## [SHORT PROBLEM]
Reproduce verbatim the lines of the data below, starting at the line that contains "detail-label: No. DE" and ending at the line that contains "logo-divider [664,44,665,84]", with both of those lines included.

## [SUPPLIED MATERIAL]
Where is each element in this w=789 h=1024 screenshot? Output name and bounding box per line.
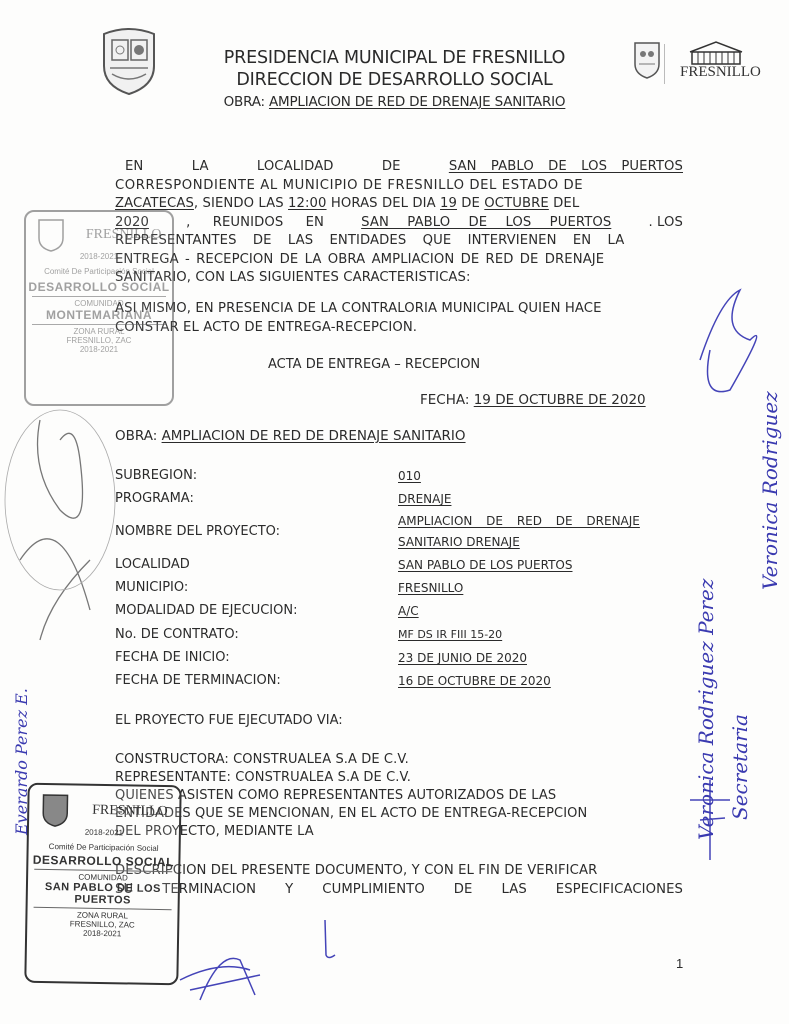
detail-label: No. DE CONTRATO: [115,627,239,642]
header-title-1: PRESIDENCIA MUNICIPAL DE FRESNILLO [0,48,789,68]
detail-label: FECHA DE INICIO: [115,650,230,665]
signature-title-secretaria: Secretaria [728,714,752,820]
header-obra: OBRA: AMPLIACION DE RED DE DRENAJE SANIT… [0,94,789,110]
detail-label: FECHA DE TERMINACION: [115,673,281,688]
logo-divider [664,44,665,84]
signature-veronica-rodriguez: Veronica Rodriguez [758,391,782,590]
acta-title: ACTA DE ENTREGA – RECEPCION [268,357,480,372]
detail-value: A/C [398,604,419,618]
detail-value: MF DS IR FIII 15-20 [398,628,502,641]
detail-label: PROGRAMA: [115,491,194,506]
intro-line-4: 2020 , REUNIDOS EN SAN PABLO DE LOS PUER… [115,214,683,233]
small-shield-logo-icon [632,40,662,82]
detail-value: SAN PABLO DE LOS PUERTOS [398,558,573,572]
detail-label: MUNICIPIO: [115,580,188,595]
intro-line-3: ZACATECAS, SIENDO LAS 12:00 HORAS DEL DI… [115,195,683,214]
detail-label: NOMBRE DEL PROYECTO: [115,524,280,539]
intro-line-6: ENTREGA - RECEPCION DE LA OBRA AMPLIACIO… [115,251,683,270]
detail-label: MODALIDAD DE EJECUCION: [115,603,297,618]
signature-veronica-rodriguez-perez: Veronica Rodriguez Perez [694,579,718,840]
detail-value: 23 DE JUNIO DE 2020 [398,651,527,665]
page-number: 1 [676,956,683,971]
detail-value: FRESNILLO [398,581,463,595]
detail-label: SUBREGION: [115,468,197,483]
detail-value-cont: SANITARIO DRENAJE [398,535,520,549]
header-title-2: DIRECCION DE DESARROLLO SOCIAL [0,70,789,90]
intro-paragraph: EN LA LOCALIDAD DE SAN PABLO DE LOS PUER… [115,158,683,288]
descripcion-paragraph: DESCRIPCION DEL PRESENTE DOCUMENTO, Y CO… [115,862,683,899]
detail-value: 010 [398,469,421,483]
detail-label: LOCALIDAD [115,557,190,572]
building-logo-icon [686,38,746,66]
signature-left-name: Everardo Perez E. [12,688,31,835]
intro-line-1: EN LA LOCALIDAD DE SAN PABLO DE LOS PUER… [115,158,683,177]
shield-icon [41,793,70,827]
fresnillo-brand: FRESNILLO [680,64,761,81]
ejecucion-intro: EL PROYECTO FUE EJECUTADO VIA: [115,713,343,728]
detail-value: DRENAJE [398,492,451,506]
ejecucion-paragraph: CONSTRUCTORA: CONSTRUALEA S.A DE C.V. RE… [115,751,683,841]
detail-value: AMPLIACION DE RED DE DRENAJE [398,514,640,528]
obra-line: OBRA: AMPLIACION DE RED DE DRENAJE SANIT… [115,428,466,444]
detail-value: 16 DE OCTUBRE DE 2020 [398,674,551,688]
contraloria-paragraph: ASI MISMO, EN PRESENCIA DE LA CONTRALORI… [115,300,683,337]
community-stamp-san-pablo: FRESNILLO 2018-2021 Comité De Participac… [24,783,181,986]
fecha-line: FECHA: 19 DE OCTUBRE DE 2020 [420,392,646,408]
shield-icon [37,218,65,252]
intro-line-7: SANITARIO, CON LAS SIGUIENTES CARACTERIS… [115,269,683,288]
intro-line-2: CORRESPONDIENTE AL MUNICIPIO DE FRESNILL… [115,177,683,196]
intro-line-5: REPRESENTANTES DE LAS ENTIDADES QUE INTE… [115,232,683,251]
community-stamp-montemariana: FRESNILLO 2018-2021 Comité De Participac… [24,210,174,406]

--

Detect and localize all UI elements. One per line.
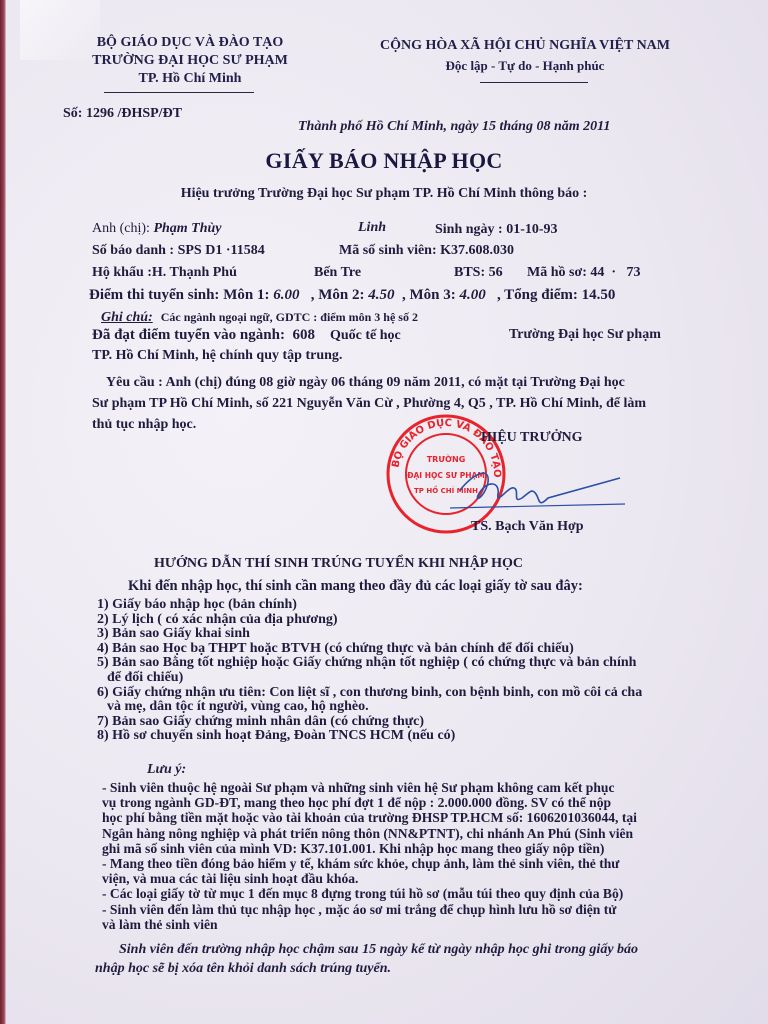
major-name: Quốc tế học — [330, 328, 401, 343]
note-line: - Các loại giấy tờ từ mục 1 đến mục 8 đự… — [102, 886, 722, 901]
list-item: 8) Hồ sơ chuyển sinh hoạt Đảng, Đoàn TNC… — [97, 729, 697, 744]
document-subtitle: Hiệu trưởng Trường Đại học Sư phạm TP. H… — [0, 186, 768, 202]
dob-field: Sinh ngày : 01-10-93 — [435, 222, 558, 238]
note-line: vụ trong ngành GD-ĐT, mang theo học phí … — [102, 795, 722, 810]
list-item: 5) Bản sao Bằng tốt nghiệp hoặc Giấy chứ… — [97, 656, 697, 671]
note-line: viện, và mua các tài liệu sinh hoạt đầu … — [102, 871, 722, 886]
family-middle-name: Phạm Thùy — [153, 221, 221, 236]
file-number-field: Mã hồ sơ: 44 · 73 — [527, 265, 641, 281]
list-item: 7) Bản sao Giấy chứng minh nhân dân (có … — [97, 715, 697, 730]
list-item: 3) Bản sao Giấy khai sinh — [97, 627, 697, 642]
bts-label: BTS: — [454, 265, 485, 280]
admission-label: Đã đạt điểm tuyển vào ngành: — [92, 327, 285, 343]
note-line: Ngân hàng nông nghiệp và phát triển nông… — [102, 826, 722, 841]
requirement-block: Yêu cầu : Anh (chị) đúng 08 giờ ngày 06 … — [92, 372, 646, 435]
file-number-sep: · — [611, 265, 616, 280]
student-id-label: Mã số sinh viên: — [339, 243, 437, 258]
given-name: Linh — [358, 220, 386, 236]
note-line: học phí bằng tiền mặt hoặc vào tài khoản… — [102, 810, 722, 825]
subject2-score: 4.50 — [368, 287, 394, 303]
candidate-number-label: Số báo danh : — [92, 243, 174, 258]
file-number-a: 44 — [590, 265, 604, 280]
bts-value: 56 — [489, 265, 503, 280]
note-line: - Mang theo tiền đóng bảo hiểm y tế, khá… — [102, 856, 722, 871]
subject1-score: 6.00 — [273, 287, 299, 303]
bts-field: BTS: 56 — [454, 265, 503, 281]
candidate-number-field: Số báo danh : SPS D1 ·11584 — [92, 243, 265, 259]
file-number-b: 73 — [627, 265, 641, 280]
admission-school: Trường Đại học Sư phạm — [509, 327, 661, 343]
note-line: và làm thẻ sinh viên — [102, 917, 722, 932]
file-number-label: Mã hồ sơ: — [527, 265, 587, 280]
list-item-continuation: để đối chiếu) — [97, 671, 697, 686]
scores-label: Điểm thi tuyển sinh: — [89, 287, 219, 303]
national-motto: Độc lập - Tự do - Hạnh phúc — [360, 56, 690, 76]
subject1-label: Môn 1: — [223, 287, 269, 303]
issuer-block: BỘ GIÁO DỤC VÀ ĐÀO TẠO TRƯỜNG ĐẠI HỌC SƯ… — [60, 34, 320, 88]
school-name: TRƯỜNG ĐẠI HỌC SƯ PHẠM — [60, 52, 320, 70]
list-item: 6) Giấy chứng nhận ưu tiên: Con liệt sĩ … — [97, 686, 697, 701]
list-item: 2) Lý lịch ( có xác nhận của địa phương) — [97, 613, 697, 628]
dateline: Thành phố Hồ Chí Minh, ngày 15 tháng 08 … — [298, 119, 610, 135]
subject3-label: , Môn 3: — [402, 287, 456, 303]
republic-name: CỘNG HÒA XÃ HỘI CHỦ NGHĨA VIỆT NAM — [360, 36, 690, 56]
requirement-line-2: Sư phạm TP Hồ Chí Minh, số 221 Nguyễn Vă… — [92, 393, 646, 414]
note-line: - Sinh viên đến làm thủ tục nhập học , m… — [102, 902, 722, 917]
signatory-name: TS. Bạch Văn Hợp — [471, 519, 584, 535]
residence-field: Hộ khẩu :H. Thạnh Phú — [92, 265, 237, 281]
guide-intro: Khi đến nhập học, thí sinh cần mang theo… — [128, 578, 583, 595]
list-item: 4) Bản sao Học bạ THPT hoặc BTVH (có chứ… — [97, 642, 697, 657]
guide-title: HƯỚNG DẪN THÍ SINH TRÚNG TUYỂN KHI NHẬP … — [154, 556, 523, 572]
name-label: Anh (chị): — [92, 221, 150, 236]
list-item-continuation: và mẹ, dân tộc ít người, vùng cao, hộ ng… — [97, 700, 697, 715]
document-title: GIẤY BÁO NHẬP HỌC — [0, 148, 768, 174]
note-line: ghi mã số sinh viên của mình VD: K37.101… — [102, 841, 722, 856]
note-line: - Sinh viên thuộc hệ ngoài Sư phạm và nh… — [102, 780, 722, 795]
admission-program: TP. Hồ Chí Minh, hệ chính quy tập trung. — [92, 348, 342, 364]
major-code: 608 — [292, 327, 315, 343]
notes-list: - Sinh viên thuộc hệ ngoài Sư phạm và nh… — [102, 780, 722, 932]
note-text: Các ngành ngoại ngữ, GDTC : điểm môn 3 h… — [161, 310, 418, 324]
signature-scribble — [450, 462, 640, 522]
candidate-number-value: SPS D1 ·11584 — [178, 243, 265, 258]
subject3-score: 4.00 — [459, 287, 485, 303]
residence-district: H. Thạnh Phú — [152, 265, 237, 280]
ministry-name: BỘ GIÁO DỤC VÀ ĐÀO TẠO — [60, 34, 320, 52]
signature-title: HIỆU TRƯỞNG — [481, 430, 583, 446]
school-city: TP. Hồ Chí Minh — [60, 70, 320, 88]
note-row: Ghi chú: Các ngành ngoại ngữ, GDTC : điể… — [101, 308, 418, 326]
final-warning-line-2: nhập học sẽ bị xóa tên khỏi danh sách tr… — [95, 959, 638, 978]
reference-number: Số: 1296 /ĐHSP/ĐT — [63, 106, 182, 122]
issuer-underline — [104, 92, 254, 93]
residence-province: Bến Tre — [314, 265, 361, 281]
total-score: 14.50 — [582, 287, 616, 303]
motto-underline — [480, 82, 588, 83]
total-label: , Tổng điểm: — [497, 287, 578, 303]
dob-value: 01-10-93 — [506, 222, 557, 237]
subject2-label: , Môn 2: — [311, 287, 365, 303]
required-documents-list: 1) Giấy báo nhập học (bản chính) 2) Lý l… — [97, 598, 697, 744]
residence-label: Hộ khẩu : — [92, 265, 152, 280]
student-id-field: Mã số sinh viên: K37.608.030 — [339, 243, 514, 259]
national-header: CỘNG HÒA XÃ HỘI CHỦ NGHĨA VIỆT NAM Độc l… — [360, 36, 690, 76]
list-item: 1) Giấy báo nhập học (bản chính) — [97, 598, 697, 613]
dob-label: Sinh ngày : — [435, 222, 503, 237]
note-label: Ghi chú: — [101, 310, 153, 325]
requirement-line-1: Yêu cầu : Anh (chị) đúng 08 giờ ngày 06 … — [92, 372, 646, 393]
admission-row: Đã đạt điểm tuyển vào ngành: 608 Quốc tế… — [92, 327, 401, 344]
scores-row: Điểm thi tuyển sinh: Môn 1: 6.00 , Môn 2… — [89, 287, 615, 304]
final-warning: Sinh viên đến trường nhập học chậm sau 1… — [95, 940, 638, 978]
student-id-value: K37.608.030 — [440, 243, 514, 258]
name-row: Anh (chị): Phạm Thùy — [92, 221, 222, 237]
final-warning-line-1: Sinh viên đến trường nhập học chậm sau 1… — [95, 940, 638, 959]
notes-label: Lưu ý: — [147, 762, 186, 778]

## [WRITTEN ANSWER]
detail-label: No. DE CONTRATO: [115,627,239,642]
header-title-1: PRESIDENCIA MUNICIPAL DE FRESNILLO [0,48,789,68]
detail-label: FECHA DE INICIO: [115,650,230,665]
signature-title-secretaria: Secretaria [728,714,752,820]
header-obra: OBRA: AMPLIACION DE RED DE DRENAJE SANIT… [0,94,789,110]
detail-label: FECHA DE TERMINACION: [115,673,281,688]
logo-divider [664,44,665,84]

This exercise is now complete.